* **短い問題**:
下の読み物を読んで、次の問いに答えてください。
(a) GOATやStockXは、何に特化した二次流通販売サイト/アプリですか。
(b) 玩具メーカーのFunkoは何年に設立されましたか。
(c) Funko Popの本来の販売価格はどれくらいですか。

* **読み物**:
━━━━━━━━━━━━━━━━━━━━
作成者: DXNavigator 編集者|Mar 16, 2020 4:30:42 PM

スニーカーを愛する人ならばGOATやStockXという企業を知っているかもしれない。現在、限定ものやコラボモデルのスニーカーは販売価格の数十倍をつけることも珍しくない。これはデザイン、希少価値、そしてセレブやコレクターによる価値文脈が複雑に絡み合って起こる現象だが、何よりeBayから始まった二次流通プラットフォームの浸透が一役買っている。GOATやStockXはスニーカーに特化した二次流通販売サイト/アプリであり、ナイキやアディダスが正規に販売したスニーカーを仕入れ、市場価値に応じた値付(要は、モノによってはすごく高い)で販売するサービスである。

 

画像:GOAT: Fragment Design x Air Jordan 1Retro  High OG
出典: https://www.goat.com/

 

こういった市場の中でいつも問題になるのは、いわゆる「偽物」のリスクである。10万円で買ったAir Jordan 1が偽物だった場合、あなたならどうするだろうか。筆者なら真実を否定するか、再転売で次の被害者を作ってしまうかもしれない(そもそも、そんな高いスニーカー買わないけど)。とかく、二次流通サービスは暴利を貪る悪者のように思われがちだが、GOATなどのサービスは一定の市場理解を得ている。彼らが「目利き」することによって偽物リスクは劇的に改善されているという。

このモデルを他の商品に適用したのがWhatnotである。

同社はFunko Popと呼ばれるおもちゃの目利きと二次流通に特化したスタートアップで、なんとあの有名アクセラレータ、Y Combinatorの2020年度プログラムメンバーである。

そもそもFunko Popとは1998年に設立されたアメリカの玩具メーカーFunkoが販売する人形で、アニメや映画の登場人物を二頭身の可愛いフィギュアにして販売する。もともとアメリカにはBobble Head(首振り人形)と呼ばれる人形を楽しむ文化があり、メジャーリーグなどのスポーツ選手や有名人は大概Bobble Head化されている。「さっき路上インタビューされたから、明日には俺のBobble Headが発売されるぜ」といったジョークもあるくらいである。ともあれ、Funko Popはより可愛らしくデフォルメされた現代版Bobble Headとして絶大な人気を誇っている。

 

画像:Sith Trooper 出典:Funko.com
https://www.funko.com/products/movies/pop/star-

 

このFunko Pop、既に日本にも上陸しているが、本来の販売価格は$10-$15程度である。しかし、限定もののバリエーションが圧倒的に多く、その希少価値がコレクターに愛され、二次流通でかなりの偽物が出回っている。例えばこのシス・トルーパーはSan Diegoのコミコンで2019年に限定販売されたもので、もう正規販売はしていない。コレクターは、eBayなどのあらゆる手段を用いてこれを探して手に入れるのだが、この労力は大変なものである。まして偽物を掴まされた時のダメージは筆舌に尽くしがたい。
━━━━━━━━━━━━━━━━━━━━
* **提供情報**:
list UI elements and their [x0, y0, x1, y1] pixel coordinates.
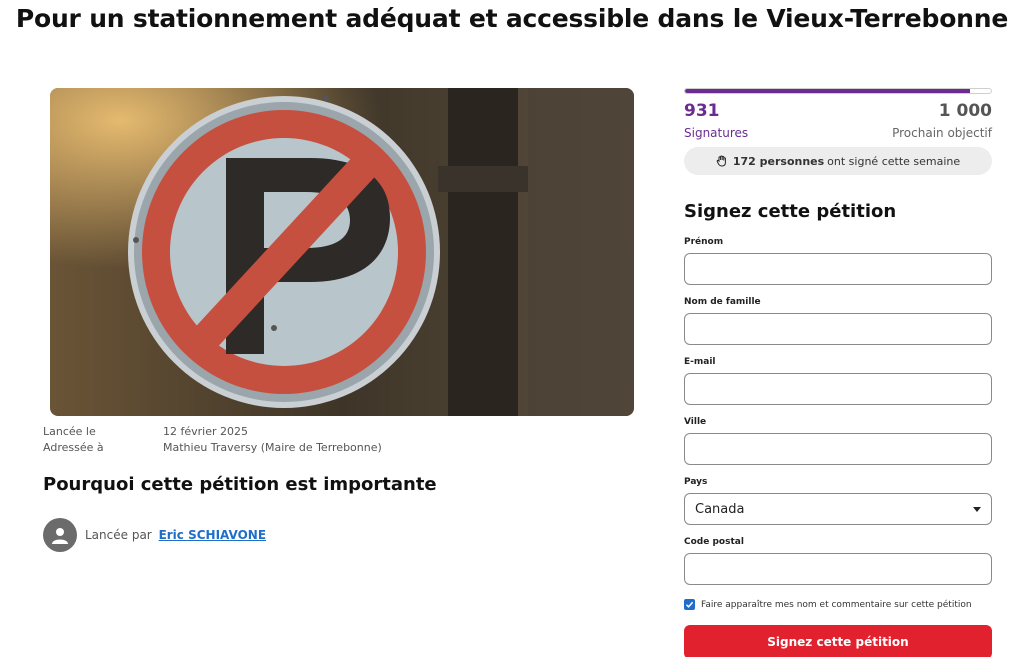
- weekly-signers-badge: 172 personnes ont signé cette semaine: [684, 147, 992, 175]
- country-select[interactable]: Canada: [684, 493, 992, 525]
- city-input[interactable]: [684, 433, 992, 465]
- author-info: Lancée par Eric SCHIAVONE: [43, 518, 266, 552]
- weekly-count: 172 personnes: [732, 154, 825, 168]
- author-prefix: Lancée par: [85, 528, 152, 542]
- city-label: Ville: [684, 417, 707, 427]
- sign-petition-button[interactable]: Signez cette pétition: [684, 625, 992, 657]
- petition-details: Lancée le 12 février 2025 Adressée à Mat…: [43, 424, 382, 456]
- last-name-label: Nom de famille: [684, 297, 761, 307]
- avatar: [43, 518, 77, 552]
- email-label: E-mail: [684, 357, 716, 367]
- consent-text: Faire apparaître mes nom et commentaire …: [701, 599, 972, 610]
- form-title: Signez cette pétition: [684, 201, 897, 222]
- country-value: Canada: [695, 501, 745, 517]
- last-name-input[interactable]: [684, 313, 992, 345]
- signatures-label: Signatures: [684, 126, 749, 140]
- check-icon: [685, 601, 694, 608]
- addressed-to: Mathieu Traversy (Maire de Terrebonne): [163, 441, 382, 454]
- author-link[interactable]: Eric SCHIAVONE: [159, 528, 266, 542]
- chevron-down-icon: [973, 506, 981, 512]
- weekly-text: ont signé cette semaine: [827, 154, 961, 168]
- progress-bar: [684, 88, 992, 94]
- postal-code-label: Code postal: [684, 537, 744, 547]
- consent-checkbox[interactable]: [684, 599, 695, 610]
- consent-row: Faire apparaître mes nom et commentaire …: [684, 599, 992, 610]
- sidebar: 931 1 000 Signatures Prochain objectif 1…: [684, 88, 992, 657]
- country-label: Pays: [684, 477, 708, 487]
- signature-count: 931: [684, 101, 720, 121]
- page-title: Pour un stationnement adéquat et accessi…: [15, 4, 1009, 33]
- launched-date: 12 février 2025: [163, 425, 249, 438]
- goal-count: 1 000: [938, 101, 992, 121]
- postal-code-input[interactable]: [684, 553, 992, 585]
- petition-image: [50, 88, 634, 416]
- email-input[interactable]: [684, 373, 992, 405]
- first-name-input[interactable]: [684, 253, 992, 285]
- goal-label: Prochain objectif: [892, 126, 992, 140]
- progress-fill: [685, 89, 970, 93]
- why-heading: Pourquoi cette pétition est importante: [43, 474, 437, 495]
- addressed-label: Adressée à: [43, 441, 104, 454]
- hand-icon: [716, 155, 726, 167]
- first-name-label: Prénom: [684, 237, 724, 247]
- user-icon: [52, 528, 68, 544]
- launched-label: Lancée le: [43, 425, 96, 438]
━━━━━━━━━━━━━━━━━━━━
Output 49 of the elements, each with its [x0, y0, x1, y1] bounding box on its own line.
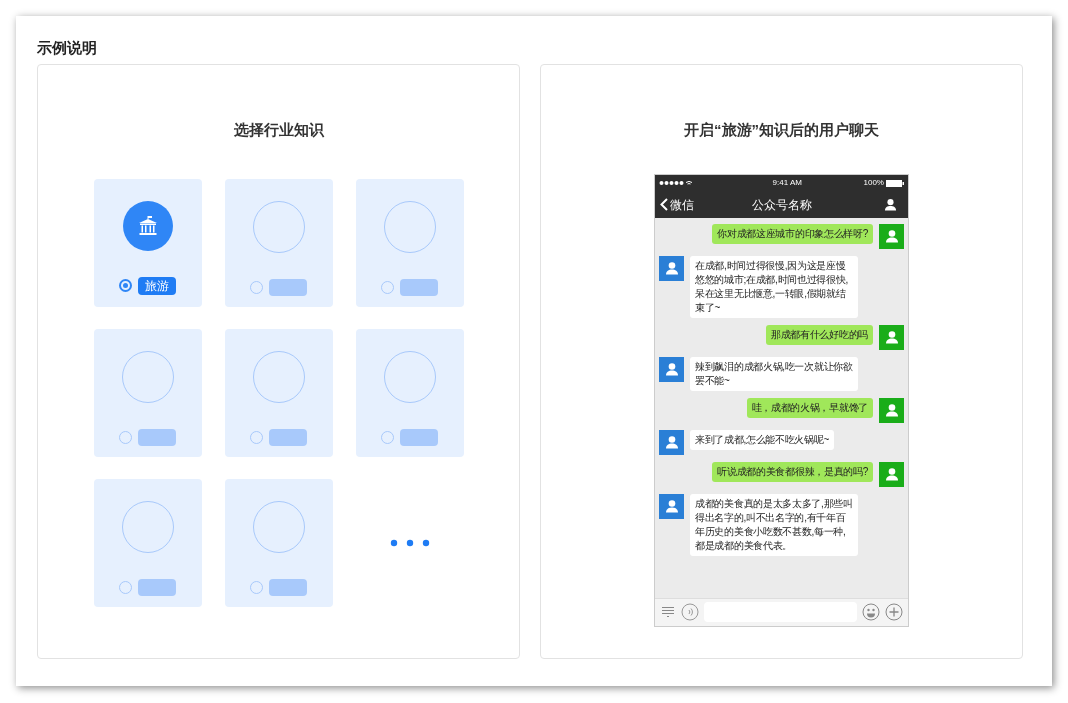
━━━━━━━━━━━━━━━━━━━━
* **答え**:
(a) スニーカー
(b) 1998年
(c) $10-$15程度